TASK REQUIREMENTS: Look through the records that follow. Copy every line containing the word "title".

RECORDS SHOWN:
__________________________________________________

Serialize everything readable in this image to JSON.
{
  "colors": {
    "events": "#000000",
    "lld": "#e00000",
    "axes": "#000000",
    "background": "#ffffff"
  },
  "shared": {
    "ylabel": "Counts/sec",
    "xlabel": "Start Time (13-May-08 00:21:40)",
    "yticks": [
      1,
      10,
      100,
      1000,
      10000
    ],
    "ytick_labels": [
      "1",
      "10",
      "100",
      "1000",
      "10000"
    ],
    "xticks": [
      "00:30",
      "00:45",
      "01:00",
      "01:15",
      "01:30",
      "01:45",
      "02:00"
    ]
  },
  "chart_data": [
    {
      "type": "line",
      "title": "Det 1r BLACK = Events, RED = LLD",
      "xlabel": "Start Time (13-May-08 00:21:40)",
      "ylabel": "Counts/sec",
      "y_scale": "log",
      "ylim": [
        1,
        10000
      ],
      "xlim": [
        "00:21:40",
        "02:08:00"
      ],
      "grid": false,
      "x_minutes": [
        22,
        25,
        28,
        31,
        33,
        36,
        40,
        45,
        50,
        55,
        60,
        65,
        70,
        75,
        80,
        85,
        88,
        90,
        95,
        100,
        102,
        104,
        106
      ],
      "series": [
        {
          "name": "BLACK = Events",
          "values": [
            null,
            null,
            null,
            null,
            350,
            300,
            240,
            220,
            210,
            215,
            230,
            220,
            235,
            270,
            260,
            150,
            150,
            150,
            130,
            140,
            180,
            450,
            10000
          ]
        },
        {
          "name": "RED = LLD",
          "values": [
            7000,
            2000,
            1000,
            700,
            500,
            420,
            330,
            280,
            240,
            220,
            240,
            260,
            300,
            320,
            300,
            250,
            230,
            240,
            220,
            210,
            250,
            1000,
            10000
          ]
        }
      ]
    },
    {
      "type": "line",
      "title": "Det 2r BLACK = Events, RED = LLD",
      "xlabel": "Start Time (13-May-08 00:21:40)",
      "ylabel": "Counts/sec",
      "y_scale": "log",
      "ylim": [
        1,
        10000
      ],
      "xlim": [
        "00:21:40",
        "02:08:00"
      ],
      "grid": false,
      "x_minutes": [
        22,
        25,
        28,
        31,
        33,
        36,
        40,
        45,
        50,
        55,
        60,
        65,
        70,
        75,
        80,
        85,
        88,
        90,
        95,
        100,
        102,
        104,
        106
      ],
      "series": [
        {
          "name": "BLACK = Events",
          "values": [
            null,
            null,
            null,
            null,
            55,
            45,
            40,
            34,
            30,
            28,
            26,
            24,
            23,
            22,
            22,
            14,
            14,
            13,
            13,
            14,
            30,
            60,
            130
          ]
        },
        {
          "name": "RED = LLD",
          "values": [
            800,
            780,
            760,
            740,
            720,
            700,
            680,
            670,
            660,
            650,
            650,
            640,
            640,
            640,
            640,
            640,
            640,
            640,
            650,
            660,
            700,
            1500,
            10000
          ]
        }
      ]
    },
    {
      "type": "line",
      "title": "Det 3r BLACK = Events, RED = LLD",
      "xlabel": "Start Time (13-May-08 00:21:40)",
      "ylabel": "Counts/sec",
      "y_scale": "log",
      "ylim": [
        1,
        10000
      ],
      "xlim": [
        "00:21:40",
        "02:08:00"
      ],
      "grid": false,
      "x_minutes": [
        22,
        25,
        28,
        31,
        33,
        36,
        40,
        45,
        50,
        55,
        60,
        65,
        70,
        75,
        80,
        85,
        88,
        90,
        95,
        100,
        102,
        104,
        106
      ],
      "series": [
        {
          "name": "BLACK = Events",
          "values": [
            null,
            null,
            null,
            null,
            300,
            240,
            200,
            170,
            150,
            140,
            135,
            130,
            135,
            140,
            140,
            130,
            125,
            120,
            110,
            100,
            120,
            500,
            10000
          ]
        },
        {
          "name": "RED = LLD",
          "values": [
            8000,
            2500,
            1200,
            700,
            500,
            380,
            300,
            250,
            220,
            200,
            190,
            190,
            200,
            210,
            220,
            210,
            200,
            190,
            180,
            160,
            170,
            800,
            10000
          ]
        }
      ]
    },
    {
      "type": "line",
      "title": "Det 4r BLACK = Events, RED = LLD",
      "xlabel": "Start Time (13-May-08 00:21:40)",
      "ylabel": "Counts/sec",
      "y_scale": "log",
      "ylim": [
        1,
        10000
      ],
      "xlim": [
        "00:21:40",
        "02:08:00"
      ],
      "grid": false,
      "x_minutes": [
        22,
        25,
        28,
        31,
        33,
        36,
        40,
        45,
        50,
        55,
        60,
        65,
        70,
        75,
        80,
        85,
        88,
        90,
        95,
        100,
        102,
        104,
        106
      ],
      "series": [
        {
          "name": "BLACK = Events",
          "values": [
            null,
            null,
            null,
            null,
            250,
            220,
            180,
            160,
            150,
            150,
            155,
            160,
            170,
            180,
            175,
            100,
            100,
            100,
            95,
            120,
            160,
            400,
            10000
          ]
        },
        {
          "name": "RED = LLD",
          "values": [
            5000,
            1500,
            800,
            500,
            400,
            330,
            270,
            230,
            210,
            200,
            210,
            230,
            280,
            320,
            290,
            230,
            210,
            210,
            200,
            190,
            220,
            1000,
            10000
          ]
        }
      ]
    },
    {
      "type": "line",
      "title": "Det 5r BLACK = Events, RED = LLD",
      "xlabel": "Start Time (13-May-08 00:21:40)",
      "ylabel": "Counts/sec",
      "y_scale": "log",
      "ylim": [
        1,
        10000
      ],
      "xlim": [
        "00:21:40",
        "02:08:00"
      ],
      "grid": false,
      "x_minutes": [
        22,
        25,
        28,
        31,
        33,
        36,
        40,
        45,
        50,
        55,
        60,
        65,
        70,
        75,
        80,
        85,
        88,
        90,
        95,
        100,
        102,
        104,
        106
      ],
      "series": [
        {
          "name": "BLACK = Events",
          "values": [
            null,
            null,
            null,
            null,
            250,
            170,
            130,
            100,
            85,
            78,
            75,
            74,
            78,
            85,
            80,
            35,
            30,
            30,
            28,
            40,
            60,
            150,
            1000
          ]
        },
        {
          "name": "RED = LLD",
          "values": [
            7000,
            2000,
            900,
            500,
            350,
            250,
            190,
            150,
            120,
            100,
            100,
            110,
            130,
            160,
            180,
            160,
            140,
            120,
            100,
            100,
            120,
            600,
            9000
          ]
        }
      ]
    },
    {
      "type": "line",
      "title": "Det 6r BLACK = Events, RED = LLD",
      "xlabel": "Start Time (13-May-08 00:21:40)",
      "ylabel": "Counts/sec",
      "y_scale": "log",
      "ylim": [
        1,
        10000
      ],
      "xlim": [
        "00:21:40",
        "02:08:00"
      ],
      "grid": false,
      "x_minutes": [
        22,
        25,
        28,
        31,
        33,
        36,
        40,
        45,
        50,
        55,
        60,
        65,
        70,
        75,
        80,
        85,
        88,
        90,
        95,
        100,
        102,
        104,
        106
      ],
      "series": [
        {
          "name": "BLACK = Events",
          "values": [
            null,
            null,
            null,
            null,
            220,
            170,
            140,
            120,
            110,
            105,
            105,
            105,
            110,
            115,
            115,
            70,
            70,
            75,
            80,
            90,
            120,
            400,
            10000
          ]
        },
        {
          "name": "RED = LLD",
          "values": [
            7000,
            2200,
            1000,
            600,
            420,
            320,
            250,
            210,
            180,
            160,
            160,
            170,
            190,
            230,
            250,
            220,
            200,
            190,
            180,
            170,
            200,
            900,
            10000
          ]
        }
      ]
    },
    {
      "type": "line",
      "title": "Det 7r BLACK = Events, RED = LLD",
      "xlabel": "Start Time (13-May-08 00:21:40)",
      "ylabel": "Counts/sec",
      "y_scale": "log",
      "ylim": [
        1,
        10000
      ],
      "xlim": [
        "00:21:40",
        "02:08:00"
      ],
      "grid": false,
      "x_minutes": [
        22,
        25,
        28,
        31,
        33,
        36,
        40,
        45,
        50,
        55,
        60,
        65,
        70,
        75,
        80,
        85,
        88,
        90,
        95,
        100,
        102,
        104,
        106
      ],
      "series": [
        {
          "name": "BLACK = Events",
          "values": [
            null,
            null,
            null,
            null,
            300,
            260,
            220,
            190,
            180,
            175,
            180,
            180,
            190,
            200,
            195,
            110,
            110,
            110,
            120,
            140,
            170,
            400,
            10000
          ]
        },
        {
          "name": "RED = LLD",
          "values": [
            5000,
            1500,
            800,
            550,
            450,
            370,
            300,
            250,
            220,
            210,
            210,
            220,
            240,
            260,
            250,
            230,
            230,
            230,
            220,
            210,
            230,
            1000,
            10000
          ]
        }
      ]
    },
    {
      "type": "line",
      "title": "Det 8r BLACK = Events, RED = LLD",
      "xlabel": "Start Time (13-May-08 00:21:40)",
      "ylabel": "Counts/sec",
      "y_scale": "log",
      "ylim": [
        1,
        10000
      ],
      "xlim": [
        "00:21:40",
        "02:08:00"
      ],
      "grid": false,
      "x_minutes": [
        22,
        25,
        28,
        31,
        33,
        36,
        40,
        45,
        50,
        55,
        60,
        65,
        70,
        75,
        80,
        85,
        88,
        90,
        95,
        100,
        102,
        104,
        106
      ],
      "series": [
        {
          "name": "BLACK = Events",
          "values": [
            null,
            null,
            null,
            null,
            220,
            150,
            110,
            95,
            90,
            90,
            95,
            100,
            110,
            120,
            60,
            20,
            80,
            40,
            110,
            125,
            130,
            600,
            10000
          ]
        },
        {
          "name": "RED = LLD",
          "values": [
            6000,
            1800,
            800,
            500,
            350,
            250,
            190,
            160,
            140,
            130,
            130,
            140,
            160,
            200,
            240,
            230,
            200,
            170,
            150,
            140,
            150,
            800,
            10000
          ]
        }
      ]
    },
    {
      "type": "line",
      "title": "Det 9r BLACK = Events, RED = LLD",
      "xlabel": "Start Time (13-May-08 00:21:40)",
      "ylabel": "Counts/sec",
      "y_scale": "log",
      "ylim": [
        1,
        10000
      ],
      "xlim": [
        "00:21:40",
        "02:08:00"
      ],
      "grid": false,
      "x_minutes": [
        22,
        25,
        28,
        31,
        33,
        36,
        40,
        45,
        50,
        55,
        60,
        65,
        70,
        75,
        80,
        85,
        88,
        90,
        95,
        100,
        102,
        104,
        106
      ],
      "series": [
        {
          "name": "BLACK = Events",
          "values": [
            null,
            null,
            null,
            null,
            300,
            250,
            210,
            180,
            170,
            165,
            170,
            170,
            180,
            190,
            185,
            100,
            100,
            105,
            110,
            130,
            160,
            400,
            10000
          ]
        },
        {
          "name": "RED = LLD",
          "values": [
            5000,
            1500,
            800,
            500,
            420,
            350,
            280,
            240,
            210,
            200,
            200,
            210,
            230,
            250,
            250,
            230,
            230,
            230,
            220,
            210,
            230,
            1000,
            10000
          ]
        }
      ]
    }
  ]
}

__________________________________________________

CORRECT RESPONSE:
      "title": "Det 1r BLACK = Events, RED = LLD",
      "title": "Det 2r BLACK = Events, RED = LLD",
      "title": "Det 3r BLACK = Events, RED = LLD",
      "title": "Det 4r BLACK = Events, RED = LLD",
      "title": "Det 5r BLACK = Events, RED = LLD",
      "title": "Det 6r BLACK = Events, RED = LLD",
      "title": "Det 7r BLACK = Events, RED = LLD",
      "title": "Det 8r BLACK = Events, RED = LLD",
      "title": "Det 9r BLACK = Events, RED = LLD",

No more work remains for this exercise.